Extract every entry word for word.
·····
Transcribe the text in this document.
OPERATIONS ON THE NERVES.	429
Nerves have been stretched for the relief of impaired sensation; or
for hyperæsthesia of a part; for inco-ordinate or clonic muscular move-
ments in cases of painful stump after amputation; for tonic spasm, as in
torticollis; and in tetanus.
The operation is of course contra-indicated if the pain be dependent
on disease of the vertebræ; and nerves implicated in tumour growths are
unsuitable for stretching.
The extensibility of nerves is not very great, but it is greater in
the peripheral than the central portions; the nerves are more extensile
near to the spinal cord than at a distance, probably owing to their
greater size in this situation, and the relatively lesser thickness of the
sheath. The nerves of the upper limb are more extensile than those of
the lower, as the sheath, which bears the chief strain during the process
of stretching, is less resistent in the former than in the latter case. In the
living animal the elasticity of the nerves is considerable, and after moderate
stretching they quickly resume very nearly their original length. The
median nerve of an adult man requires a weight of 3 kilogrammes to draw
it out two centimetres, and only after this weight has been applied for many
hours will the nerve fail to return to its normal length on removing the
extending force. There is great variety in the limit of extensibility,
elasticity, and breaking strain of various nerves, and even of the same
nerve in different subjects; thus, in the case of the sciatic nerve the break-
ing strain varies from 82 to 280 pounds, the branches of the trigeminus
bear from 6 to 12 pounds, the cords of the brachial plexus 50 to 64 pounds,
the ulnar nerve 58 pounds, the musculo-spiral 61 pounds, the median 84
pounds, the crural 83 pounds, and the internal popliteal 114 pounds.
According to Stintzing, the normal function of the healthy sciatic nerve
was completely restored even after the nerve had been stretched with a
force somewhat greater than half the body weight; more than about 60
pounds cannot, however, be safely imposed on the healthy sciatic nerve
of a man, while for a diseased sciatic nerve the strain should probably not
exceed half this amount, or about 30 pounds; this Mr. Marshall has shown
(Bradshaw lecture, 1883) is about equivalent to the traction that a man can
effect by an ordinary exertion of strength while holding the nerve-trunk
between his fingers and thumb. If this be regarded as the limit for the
·····
Exercise output:
Transcribe the text in this document.
OPERATIONS ON THE NERVES.	429
Nerves have been stretched for the relief of impaired sensation; or
for hyperæsthesia of a part; for inco-ordinate or clonic muscular move-
ments in cases of painful stump after amputation; for tonic spasm, as in
torticollis; and in tetanus.
The operation is of course contra-indicated if the pain be dependent
on disease of the vertebræ; and nerves implicated in tumour growths are
unsuitable for stretching.
The extensibility of nerves is not very great, but it is greater in
the peripheral than the central portions; the nerves are more extensile
near to the spinal cord than at a distance, probably owing to their
greater size in this situation, and the relatively lesser thickness of the
sheath. The nerves of the upper limb are more extensile than those of
the lower, as the sheath, which bears the chief strain during the process
of stretching, is less resistent in the former than in the latter case. In the
living animal the elasticity of the nerves is considerable, and after moderate
stretching they quickly resume very nearly their original length. The
median nerve of an adult man requires a weight of 3 kilogrammes to draw
it out two centimetres, and only after this weight has been applied for many
hours will the nerve fail to return to its normal length on removing the
extending force. There is great variety in the limit of extensibility,
elasticity, and breaking strain of various nerves, and even of the same
nerve in different subjects; thus, in the case of the sciatic nerve the break-
ing strain varies from 82 to 280 pounds, the branches of the trigeminus
bear from 6 to 12 pounds, the cords of the brachial plexus 50 to 64 pounds,
the ulnar nerve 58 pounds, the musculo-spiral 61 pounds, the median 84
pounds, the crural 83 pounds, and the internal popliteal 114 pounds.
According to Stintzing, the normal function of the healthy sciatic nerve
was completely restored even after the nerve had been stretched with a
force somewhat greater than half the body weight; more than about 60
pounds cannot, however, be safely imposed on the healthy sciatic nerve
of a man, while for a diseased sciatic nerve the strain should probably not
exceed half this amount, or about 30 pounds; this Mr. Marshall has shown
(Bradshaw lecture, 1883) is about equivalent to the traction that a man can
effect by an ordinary exertion of strength while holding the nerve-trunk
between his fingers and thumb. If this be regarded as the limit for the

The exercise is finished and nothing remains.